=== EXERCISE INPUTS ===
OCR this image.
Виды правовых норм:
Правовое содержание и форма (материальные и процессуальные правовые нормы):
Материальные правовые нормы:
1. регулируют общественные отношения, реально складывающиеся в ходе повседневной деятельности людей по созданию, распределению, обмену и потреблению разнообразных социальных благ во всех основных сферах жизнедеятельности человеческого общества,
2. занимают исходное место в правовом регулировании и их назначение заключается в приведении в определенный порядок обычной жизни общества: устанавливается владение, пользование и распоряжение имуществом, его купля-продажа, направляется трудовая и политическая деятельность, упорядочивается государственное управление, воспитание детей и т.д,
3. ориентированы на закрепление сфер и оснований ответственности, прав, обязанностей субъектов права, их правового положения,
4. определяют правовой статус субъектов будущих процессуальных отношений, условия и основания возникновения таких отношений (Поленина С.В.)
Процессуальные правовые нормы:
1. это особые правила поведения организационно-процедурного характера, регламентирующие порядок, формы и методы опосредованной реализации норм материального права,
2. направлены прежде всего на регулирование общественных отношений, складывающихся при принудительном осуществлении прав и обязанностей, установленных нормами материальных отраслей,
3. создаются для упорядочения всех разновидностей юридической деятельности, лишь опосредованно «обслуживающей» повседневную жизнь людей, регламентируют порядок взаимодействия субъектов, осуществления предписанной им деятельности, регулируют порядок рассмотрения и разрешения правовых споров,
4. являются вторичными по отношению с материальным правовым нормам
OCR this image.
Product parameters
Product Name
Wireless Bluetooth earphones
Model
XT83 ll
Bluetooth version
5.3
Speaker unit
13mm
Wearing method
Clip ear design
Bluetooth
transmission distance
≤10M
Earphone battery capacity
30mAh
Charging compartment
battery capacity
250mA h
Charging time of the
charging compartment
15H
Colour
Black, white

=== YOUR INSTRUCTIONS ===
Repeat the lines above exactly.

=== TASK SOLUTION ===
OCR this image.
Виды правовых норм:
Правовое содержание и форма (материальные и процессуальные правовые нормы):
Материальные правовые нормы:
1. регулируют общественные отношения, реально складывающиеся в ходе повседневной деятельности людей по созданию, распределению, обмену и потреблению разнообразных социальных благ во всех основных сферах жизнедеятельности человеческого общества,
2. занимают исходное место в правовом регулировании и их назначение заключается в приведении в определенный порядок обычной жизни общества: устанавливается владение, пользование и распоряжение имуществом, его купля-продажа, направляется трудовая и политическая деятельность, упорядочивается государственное управление, воспитание детей и т.д,
3. ориентированы на закрепление сфер и оснований ответственности, прав, обязанностей субъектов права, их правового положения,
4. определяют правовой статус субъектов будущих процессуальных отношений, условия и основания возникновения таких отношений (Поленина С.В.)
Процессуальные правовые нормы:
1. это особые правила поведения организационно-процедурного характера, регламентирующие порядок, формы и методы опосредованной реализации норм материального права,
2. направлены прежде всего на регулирование общественных отношений, складывающихся при принудительном осуществлении прав и обязанностей, установленных нормами материальных отраслей,
3. создаются для упорядочения всех разновидностей юридической деятельности, лишь опосредованно «обслуживающей» повседневную жизнь людей, регламентируют порядок взаимодействия субъектов, осуществления предписанной им деятельности, регулируют порядок рассмотрения и разрешения правовых споров,
4. являются вторичными по отношению с материальным правовым нормам
OCR this image.
Product parameters
Product Name
Wireless Bluetooth earphones
Model
XT83 ll
Bluetooth version
5.3
Speaker unit
13mm
Wearing method
Clip ear design
Bluetooth
transmission distance
≤10M
Earphone battery capacity
30mAh
Charging compartment
battery capacity
250mA h
Charging time of the
charging compartment
15H
Colour
Black, white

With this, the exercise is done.